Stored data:
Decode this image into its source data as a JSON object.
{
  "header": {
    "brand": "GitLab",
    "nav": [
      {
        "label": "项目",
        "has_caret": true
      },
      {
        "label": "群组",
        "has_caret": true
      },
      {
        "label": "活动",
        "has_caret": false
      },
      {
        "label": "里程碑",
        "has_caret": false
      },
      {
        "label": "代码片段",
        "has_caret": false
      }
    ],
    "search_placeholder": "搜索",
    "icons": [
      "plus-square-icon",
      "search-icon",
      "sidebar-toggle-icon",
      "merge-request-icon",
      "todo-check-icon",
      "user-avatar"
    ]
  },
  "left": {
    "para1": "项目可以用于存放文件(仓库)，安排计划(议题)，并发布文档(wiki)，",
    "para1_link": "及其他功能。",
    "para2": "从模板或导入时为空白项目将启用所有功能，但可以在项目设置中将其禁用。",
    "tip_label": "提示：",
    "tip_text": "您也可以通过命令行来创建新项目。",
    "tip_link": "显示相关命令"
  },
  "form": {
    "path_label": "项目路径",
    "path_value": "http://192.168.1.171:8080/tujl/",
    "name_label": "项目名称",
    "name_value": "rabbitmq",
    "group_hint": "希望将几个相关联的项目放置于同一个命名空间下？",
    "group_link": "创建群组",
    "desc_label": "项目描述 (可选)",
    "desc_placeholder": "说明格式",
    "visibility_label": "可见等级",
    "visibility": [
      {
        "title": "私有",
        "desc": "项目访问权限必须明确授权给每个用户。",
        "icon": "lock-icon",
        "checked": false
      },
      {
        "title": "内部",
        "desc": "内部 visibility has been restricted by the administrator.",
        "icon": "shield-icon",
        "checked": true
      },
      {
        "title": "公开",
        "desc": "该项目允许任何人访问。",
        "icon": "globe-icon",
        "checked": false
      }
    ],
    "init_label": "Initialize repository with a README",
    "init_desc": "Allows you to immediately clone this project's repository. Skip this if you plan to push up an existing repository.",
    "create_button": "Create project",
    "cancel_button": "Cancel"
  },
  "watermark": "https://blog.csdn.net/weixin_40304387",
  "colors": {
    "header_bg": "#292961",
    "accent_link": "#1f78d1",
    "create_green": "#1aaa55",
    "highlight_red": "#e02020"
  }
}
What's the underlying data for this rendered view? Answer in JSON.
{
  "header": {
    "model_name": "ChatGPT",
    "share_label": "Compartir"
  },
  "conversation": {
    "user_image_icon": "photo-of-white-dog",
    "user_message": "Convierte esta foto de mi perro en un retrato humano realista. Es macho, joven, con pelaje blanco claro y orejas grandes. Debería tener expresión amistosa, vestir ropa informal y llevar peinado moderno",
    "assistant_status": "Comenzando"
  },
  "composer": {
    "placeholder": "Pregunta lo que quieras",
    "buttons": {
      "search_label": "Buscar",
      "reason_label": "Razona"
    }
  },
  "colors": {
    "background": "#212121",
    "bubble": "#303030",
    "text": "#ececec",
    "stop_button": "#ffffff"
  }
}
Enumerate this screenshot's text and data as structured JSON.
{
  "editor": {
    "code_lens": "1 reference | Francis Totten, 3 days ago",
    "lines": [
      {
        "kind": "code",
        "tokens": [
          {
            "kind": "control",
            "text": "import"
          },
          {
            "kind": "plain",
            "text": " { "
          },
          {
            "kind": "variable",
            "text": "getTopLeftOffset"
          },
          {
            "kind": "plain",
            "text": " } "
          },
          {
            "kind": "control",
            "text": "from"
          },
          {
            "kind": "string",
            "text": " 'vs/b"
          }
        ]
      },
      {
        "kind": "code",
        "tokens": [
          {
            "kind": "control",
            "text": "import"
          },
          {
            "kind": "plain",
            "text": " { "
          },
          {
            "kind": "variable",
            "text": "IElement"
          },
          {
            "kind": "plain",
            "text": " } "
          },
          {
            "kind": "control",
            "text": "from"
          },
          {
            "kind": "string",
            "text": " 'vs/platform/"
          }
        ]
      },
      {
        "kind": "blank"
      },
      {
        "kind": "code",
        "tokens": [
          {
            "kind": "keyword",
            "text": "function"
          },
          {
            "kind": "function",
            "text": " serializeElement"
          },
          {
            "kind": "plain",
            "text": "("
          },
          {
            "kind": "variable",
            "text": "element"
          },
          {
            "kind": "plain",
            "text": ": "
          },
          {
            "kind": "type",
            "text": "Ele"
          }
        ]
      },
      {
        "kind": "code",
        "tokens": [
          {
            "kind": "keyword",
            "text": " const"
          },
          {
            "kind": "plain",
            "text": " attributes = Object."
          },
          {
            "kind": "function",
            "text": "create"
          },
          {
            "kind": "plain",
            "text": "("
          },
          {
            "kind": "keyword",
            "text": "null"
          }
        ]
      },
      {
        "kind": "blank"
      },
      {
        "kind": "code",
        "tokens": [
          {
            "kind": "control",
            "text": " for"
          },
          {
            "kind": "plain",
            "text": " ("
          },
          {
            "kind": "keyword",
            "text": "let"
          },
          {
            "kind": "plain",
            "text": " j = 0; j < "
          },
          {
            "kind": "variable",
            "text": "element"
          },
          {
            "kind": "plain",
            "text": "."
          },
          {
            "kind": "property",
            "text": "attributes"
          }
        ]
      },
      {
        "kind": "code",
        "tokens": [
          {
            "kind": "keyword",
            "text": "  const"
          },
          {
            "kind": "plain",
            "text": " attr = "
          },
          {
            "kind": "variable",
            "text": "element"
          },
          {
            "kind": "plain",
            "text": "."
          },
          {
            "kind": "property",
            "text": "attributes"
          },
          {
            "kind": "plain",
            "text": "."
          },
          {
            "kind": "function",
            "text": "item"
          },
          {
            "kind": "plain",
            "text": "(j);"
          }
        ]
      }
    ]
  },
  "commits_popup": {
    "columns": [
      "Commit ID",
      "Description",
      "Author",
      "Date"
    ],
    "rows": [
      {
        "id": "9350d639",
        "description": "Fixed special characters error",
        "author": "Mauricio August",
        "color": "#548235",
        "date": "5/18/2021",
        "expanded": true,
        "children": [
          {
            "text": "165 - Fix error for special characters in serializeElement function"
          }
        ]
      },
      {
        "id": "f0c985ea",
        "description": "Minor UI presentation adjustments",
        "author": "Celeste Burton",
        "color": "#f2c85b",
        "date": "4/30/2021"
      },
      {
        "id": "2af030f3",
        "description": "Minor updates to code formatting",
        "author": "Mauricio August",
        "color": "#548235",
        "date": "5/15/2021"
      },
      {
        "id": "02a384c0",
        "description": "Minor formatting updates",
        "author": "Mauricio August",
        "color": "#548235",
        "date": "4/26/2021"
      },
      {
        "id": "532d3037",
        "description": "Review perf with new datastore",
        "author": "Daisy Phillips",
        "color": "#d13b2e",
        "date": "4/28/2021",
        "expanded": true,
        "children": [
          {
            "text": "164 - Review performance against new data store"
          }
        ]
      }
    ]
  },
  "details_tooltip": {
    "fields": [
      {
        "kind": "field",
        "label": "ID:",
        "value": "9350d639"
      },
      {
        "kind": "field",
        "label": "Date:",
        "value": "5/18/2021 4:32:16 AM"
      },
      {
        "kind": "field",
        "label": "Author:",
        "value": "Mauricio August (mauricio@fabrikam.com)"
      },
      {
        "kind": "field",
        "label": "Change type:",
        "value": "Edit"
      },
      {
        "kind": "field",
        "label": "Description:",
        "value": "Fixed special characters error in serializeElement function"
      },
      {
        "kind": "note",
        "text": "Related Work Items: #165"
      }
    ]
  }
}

→ **Set problem**
Write out the whole listing exactly.

→ **Solution**
Decode this image into its source data as a JSON object.
{
  "header": {
    "brand": "GitLab",
    "nav": [
      {
        "label": "项目",
        "has_caret": true
      },
      {
        "label": "群组",
        "has_caret": true
      },
      {
        "label": "活动",
        "has_caret": false
      },
      {
        "label": "里程碑",
        "has_caret": false
      },
      {
        "label": "代码片段",
        "has_caret": false
      }
    ],
    "search_placeholder": "搜索",
    "icons": [
      "plus-square-icon",
      "search-icon",
      "sidebar-toggle-icon",
      "merge-request-icon",
      "todo-check-icon",
      "user-avatar"
    ]
  },
  "left": {
    "para1": "项目可以用于存放文件(仓库)，安排计划(议题)，并发布文档(wiki)，",
    "para1_link": "及其他功能。",
    "para2": "从模板或导入时为空白项目将启用所有功能，但可以在项目设置中将其禁用。",
    "tip_label": "提示：",
    "tip_text": "您也可以通过命令行来创建新项目。",
    "tip_link": "显示相关命令"
  },
  "form": {
    "path_label": "项目路径",
    "path_value": "http://192.168.1.171:8080/tujl/",
    "name_label": "项目名称",
    "name_value": "rabbitmq",
    "group_hint": "希望将几个相关联的项目放置于同一个命名空间下？",
    "group_link": "创建群组",
    "desc_label": "项目描述 (可选)",
    "desc_placeholder": "说明格式",
    "visibility_label": "可见等级",
    "visibility": [
      {
        "title": "私有",
        "desc": "项目访问权限必须明确授权给每个用户。",
        "icon": "lock-icon",
        "checked": false
      },
      {
        "title": "内部",
        "desc": "内部 visibility has been restricted by the administrator.",
        "icon": "shield-icon",
        "checked": true
      },
      {
        "title": "公开",
        "desc": "该项目允许任何人访问。",
        "icon": "globe-icon",
        "checked": false
      }
    ],
    "init_label": "Initialize repository with a README",
    "init_desc": "Allows you to immediately clone this project's repository. Skip this if you plan to push up an existing repository.",
    "create_button": "Create project",
    "cancel_button": "Cancel"
  },
  "watermark": "https://blog.csdn.net/weixin_40304387",
  "colors": {
    "header_bg": "#292961",
    "accent_link": "#1f78d1",
    "create_green": "#1aaa55",
    "highlight_red": "#e02020"
  }
}
What's the underlying data for this rendered view? Answer in JSON.
{
  "header": {
    "model_name": "ChatGPT",
    "share_label": "Compartir"
  },
  "conversation": {
    "user_image_icon": "photo-of-white-dog",
    "user_message": "Convierte esta foto de mi perro en un retrato humano realista. Es macho, joven, con pelaje blanco claro y orejas grandes. Debería tener expresión amistosa, vestir ropa informal y llevar peinado moderno",
    "assistant_status": "Comenzando"
  },
  "composer": {
    "placeholder": "Pregunta lo que quieras",
    "buttons": {
      "search_label": "Buscar",
      "reason_label": "Razona"
    }
  },
  "colors": {
    "background": "#212121",
    "bubble": "#303030",
    "text": "#ececec",
    "stop_button": "#ffffff"
  }
}
Enumerate this screenshot's text and data as structured JSON.
{
  "editor": {
    "code_lens": "1 reference | Francis Totten, 3 days ago",
    "lines": [
      {
        "kind": "code",
        "tokens": [
          {
            "kind": "control",
            "text": "import"
          },
          {
            "kind": "plain",
            "text": " { "
          },
          {
            "kind": "variable",
            "text": "getTopLeftOffset"
          },
          {
            "kind": "plain",
            "text": " } "
          },
          {
            "kind": "control",
            "text": "from"
          },
          {
            "kind": "string",
            "text": " 'vs/b"
          }
        ]
      },
      {
        "kind": "code",
        "tokens": [
          {
            "kind": "control",
            "text": "import"
          },
          {
            "kind": "plain",
            "text": " { "
          },
          {
            "kind": "variable",
            "text": "IElement"
          },
          {
            "kind": "plain",
            "text": " } "
          },
          {
            "kind": "control",
            "text": "from"
          },
          {
            "kind": "string",
            "text": " 'vs/platform/"
          }
        ]
      },
      {
        "kind": "blank"
      },
      {
        "kind": "code",
        "tokens": [
          {
            "kind": "keyword",
            "text": "function"
          },
          {
            "kind": "function",
            "text": " serializeElement"
          },
          {
            "kind": "plain",
            "text": "("
          },
          {
            "kind": "variable",
            "text": "element"
          },
          {
            "kind": "plain",
            "text": ": "
          },
          {
            "kind": "type",
            "text": "Ele"
          }
        ]
      },
      {
        "kind": "code",
        "tokens": [
          {
            "kind": "keyword",
            "text": " const"
          },
          {
            "kind": "plain",
            "text": " attributes = Object."
          },
          {
            "kind": "function",
            "text": "create"
          },
          {
            "kind": "plain",
            "text": "("
          },
          {
            "kind": "keyword",
            "text": "null"
          }
        ]
      },
      {
        "kind": "blank"
      },
      {
        "kind": "code",
        "tokens": [
          {
            "kind": "control",
            "text": " for"
          },
          {
            "kind": "plain",
            "text": " ("
          },
          {
            "kind": "keyword",
            "text": "let"
          },
          {
            "kind": "plain",
            "text": " j = 0; j < "
          },
          {
            "kind": "variable",
            "text": "element"
          },
          {
            "kind": "plain",
            "text": "."
          },
          {
            "kind": "property",
            "text": "attributes"
          }
        ]
      },
      {
        "kind": "code",
        "tokens": [
          {
            "kind": "keyword",
            "text": "  const"
          },
          {
            "kind": "plain",
            "text": " attr = "
          },
          {
            "kind": "variable",
            "text": "element"
          },
          {
            "kind": "plain",
            "text": "."
          },
          {
            "kind": "property",
            "text": "attributes"
          },
          {
            "kind": "plain",
            "text": "."
          },
          {
            "kind": "function",
            "text": "item"
          },
          {
            "kind": "plain",
            "text": "(j);"
          }
        ]
      }
    ]
  },
  "commits_popup": {
    "columns": [
      "Commit ID",
      "Description",
      "Author",
      "Date"
    ],
    "rows": [
      {
        "id": "9350d639",
        "description": "Fixed special characters error",
        "author": "Mauricio August",
        "color": "#548235",
        "date": "5/18/2021",
        "expanded": true,
        "children": [
          {
            "text": "165 - Fix error for special characters in serializeElement function"
          }
        ]
      },
      {
        "id": "f0c985ea",
        "description": "Minor UI presentation adjustments",
        "author": "Celeste Burton",
        "color": "#f2c85b",
        "date": "4/30/2021"
      },
      {
        "id": "2af030f3",
        "description": "Minor updates to code formatting",
        "author": "Mauricio August",
        "color": "#548235",
        "date": "5/15/2021"
      },
      {
        "id": "02a384c0",
        "description": "Minor formatting updates",
        "author": "Mauricio August",
        "color": "#548235",
        "date": "4/26/2021"
      },
      {
        "id": "532d3037",
        "description": "Review perf with new datastore",
        "author": "Daisy Phillips",
        "color": "#d13b2e",
        "date": "4/28/2021",
        "expanded": true,
        "children": [
          {
            "text": "164 - Review performance against new data store"
          }
        ]
      }
    ]
  },
  "details_tooltip": {
    "fields": [
      {
        "kind": "field",
        "label": "ID:",
        "value": "9350d639"
      },
      {
        "kind": "field",
        "label": "Date:",
        "value": "5/18/2021 4:32:16 AM"
      },
      {
        "kind": "field",
        "label": "Author:",
        "value": "Mauricio August (mauricio@fabrikam.com)"
      },
      {
        "kind": "field",
        "label": "Change type:",
        "value": "Edit"
      },
      {
        "kind": "field",
        "label": "Description:",
        "value": "Fixed special characters error in serializeElement function"
      },
      {
        "kind": "note",
        "text": "Related Work Items: #165"
      }
    ]
  }
}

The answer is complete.